= Records supplied =

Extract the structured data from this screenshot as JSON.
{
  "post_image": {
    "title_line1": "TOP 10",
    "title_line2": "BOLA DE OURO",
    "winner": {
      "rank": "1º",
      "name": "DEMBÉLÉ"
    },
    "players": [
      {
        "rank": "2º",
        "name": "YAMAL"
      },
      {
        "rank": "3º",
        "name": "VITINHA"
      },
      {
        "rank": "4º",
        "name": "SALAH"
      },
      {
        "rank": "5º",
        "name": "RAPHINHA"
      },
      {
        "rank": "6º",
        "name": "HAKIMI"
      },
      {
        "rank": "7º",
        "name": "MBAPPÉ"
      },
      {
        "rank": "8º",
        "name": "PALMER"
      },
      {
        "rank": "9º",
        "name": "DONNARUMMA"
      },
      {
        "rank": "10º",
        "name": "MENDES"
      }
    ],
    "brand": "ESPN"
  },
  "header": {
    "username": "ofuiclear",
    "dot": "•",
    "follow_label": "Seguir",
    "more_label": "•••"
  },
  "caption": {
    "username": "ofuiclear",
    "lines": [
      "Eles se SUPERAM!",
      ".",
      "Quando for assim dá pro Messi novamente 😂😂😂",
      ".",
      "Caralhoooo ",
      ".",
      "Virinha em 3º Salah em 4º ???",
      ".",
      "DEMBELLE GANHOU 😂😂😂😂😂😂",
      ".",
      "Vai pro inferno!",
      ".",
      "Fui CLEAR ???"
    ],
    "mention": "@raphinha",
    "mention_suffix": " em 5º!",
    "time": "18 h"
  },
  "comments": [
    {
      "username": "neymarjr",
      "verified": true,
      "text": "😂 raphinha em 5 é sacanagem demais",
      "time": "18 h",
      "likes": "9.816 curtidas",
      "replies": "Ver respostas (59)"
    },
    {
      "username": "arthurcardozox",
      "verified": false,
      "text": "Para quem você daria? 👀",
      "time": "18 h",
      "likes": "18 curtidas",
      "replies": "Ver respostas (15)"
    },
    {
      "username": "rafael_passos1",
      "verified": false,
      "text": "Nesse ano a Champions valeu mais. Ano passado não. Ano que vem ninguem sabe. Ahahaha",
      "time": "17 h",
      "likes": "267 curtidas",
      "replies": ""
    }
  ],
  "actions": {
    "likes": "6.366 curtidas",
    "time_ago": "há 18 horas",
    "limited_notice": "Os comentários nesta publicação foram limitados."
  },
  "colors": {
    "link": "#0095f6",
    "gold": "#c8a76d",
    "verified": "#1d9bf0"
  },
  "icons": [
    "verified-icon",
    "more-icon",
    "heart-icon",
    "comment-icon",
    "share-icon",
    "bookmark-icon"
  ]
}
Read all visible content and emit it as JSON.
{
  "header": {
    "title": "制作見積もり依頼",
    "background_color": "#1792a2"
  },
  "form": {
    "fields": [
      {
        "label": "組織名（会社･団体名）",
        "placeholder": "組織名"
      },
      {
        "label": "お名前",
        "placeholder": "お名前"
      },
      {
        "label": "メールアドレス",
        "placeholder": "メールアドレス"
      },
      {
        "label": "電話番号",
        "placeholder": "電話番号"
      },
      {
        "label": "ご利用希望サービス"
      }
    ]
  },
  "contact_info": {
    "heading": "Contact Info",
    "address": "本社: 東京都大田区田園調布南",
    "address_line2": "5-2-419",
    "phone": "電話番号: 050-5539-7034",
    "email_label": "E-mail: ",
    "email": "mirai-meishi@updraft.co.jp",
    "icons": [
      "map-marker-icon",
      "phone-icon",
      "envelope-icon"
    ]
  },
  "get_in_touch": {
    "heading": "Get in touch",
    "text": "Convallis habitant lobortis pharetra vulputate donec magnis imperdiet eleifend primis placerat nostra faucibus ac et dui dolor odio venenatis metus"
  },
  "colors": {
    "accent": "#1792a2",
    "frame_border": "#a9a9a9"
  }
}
--
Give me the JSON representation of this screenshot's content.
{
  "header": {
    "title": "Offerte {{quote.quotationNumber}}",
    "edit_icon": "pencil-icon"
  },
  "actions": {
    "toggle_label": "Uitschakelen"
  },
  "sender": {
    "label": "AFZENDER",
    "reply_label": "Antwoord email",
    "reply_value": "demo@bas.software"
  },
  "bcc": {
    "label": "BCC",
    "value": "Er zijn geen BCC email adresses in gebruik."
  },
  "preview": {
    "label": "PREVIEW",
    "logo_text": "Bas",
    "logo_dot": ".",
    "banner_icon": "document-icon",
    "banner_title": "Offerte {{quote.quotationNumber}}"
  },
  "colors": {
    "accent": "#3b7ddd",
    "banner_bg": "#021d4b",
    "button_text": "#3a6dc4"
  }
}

= Directions for this task =
Look through the records and count each line that holds "Offerte". Write only the total.

= Solution to this problem =
2